* Given instruction *
Format the items from their first line through the line containing "For every button, label, input, icon, or", inclusive, as a Markdown table with the columns "Row" and "Line". Omit blank lines and the pictures.

Layout records
□ □ □

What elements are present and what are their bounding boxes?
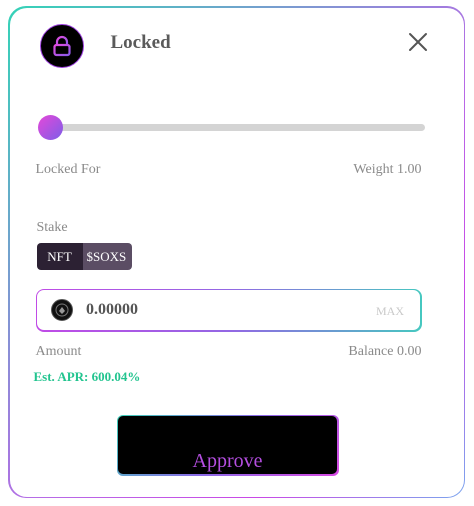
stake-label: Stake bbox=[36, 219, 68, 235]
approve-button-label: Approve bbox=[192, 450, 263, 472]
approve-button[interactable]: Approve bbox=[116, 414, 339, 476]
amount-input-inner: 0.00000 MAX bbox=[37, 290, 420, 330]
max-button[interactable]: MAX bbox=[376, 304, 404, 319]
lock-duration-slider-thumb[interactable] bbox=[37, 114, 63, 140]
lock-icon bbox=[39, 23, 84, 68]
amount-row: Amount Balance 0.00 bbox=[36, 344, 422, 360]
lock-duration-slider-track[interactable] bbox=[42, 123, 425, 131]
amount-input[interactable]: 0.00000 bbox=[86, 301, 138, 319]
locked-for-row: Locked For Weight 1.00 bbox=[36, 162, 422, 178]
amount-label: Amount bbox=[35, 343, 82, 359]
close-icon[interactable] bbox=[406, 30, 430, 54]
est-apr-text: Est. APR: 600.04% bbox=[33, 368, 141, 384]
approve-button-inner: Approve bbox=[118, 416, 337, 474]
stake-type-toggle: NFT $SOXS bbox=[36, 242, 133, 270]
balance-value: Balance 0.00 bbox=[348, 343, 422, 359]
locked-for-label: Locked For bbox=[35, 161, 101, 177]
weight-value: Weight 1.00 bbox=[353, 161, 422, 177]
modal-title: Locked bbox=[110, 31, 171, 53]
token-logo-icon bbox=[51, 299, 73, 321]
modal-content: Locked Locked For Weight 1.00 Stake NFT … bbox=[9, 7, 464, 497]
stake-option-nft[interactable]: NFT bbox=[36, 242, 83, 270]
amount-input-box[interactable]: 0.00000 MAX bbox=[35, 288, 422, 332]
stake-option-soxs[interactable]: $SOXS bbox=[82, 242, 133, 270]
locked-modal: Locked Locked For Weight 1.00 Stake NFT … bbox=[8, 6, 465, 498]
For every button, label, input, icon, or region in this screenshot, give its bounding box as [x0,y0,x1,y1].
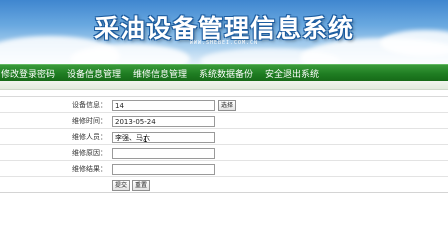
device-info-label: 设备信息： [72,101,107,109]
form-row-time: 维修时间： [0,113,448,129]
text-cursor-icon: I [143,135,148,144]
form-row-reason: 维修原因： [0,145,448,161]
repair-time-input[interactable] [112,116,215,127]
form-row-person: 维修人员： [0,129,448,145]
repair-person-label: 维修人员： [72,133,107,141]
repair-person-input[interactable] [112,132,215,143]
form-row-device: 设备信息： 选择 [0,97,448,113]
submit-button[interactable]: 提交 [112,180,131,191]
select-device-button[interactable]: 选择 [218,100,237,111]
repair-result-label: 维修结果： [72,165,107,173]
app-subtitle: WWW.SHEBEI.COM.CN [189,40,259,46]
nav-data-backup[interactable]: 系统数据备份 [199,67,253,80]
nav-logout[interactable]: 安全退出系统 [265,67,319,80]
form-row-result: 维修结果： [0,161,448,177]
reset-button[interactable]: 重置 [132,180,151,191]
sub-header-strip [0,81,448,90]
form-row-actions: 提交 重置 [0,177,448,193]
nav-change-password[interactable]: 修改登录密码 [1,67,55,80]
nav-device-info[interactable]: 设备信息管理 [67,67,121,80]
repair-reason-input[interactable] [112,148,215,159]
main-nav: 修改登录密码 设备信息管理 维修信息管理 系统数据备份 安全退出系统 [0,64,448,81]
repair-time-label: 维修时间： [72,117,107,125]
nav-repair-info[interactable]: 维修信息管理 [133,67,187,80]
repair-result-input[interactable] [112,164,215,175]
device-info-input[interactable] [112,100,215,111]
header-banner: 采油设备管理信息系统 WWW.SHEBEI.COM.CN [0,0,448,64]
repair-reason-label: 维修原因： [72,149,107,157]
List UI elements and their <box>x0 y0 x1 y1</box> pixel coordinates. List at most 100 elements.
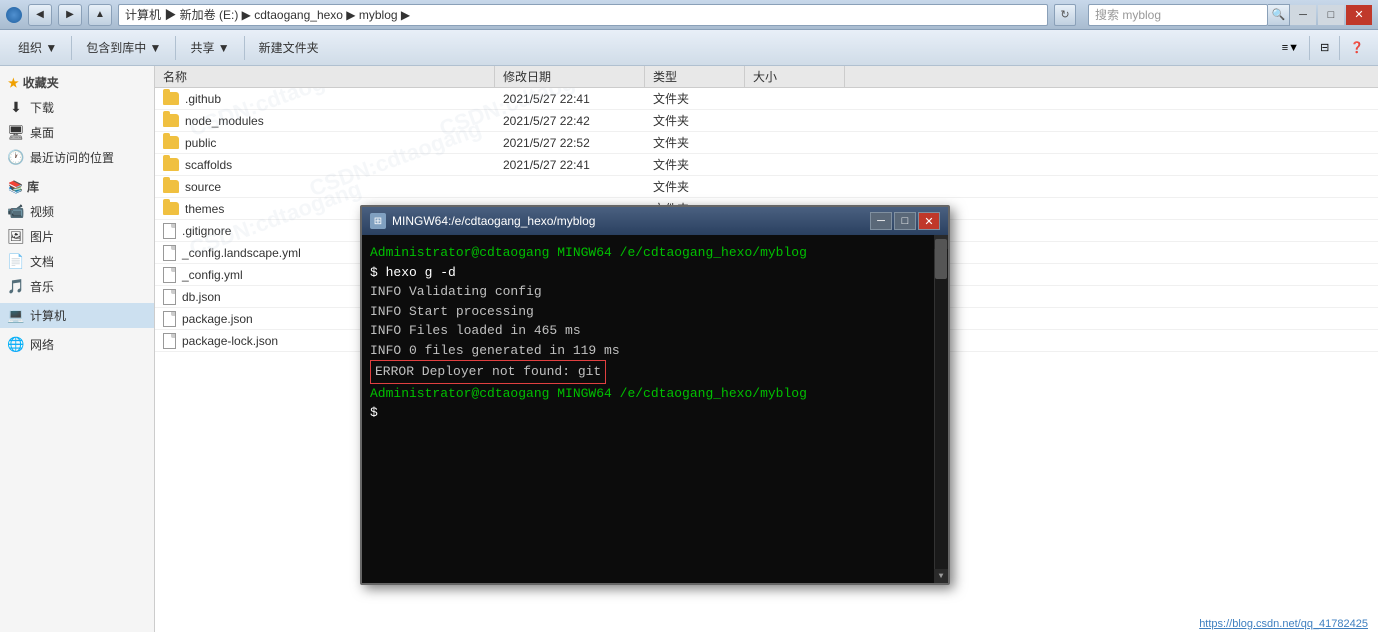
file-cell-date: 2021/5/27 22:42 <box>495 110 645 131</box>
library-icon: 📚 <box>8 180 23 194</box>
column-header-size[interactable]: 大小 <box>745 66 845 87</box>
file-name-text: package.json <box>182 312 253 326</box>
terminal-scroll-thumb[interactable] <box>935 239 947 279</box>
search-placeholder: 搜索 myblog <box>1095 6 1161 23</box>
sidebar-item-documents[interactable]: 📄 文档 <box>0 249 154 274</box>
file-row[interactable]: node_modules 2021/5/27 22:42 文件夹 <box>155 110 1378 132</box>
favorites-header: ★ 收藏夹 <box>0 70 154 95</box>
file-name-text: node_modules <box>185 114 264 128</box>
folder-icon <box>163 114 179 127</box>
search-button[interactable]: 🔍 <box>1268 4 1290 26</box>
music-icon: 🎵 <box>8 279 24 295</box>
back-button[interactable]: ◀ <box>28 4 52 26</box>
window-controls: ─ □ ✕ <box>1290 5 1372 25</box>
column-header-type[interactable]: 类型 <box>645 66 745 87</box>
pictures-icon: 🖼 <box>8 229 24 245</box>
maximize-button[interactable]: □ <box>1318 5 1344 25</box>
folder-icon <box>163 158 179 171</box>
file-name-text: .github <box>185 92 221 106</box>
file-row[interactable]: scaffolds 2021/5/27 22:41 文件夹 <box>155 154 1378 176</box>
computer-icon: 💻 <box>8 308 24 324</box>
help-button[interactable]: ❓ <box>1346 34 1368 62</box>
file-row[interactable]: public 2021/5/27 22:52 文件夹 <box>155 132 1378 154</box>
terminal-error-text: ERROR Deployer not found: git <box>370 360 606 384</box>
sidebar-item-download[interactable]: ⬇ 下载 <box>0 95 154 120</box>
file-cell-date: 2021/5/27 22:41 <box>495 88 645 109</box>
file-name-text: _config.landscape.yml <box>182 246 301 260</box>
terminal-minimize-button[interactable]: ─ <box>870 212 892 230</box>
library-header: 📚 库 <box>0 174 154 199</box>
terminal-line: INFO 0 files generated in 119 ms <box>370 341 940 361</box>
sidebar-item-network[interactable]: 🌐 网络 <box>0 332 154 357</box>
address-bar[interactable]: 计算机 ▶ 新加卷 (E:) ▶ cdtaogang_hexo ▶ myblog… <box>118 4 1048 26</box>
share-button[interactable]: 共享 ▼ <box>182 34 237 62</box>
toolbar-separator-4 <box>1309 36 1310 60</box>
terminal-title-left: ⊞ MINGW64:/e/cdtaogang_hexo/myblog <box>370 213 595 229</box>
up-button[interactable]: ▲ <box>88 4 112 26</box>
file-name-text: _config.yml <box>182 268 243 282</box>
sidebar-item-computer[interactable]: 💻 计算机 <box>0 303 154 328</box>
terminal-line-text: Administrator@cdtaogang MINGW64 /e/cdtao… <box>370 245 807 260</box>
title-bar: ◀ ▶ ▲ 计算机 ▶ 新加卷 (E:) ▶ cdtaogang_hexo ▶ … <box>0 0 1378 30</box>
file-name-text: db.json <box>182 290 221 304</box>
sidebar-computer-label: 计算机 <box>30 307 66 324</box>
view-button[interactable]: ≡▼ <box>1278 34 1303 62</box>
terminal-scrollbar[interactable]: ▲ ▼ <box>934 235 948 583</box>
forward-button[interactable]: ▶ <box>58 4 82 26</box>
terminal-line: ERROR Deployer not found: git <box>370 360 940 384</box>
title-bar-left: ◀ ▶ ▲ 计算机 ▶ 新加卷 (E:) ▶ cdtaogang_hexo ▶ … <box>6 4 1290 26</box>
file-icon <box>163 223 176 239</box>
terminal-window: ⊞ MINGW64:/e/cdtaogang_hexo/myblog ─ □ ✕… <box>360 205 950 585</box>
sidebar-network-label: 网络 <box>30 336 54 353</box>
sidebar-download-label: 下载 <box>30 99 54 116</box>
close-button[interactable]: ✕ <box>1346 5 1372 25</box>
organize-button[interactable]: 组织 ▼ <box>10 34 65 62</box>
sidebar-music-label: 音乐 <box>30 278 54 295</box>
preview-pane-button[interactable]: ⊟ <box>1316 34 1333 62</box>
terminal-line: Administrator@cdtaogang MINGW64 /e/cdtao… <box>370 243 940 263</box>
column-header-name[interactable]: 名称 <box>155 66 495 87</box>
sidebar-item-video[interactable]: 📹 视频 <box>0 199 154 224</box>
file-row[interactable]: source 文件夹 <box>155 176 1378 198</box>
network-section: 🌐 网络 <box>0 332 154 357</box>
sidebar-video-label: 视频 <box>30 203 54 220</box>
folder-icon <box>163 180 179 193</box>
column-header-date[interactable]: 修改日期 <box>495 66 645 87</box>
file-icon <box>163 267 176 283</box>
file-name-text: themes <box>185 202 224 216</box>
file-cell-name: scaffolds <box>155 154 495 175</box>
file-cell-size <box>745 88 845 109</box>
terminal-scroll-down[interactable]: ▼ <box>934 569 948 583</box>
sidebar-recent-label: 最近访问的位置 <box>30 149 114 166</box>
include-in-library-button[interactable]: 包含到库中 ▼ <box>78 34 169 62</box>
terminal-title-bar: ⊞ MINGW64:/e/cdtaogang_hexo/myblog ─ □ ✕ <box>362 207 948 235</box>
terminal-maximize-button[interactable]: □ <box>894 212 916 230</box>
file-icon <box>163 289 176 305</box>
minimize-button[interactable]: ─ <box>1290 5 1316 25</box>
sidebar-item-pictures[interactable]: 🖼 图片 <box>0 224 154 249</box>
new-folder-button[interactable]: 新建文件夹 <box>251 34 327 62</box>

□ □ □

* Complete answer *
| Row | Line |
|---|---|
| 1 | What elements are present and what are their bounding boxes? |
| 2 | stake-label: Stake bbox=[36, 219, 68, 235] |
| 3 | approve-button-label: Approve bbox=[192, 450, 263, 472] |
| 4 | approve-button[interactable]: Approve bbox=[116, 414, 339, 476] |
| 5 | amount-input-inner: 0.00000 MAX bbox=[37, 290, 420, 330] |
| 6 | max-button[interactable]: MAX bbox=[376, 304, 404, 319] |
| 7 | lock-duration-slider-thumb[interactable] bbox=[37, 114, 63, 140] |
| 8 | lock-icon bbox=[39, 23, 84, 68] |
| 9 | amount-row: Amount Balance 0.00 bbox=[36, 344, 422, 360] |
| 10 | lock-duration-slider-track[interactable] bbox=[42, 123, 425, 131] |
| 11 | amount-input[interactable]: 0.00000 bbox=[86, 301, 138, 319] |
| 12 | locked-for-row: Locked For Weight 1.00 bbox=[36, 162, 422, 178] |
| 13 | amount-label: Amount bbox=[35, 343, 82, 359] |
| 14 | close-icon[interactable] bbox=[406, 30, 430, 54] |
| 15 | est-apr-text: Est. APR: 600.04% bbox=[33, 368, 141, 384] |
| 16 | approve-button-inner: Approve bbox=[118, 416, 337, 474] |
| 17 | stake-type-toggle: NFT $SOXS bbox=[36, 242, 133, 270] |
| 18 | balance-value: Balance 0.00 bbox=[348, 343, 422, 359] |
| 19 | locked-for-label: Locked For bbox=[35, 161, 101, 177] |
| 20 | weight-value: Weight 1.00 bbox=[353, 161, 422, 177] |
| 21 | modal-title: Locked bbox=[110, 31, 171, 53] |
| 22 | token-logo-icon bbox=[51, 299, 73, 321] |
| 23 | modal-content: Locked Locked For Weight 1.00 Stake NFT … bbox=[9, 7, 464, 497] |
| 24 | stake-option-nft[interactable]: NFT bbox=[36, 242, 83, 270] |
| 25 | amount-input-box[interactable]: 0.00000 MAX bbox=[35, 288, 422, 332] |
| 26 | stake-option-soxs[interactable]: $SOXS bbox=[82, 242, 133, 270] |
| 27 | locked-modal: Locked Locked For Weight 1.00 Stake NFT … bbox=[8, 6, 465, 498] |
| 28 | For every button, label, input, icon, or region in this screenshot, give its bounding box as [x0,y0,x1,y1]. |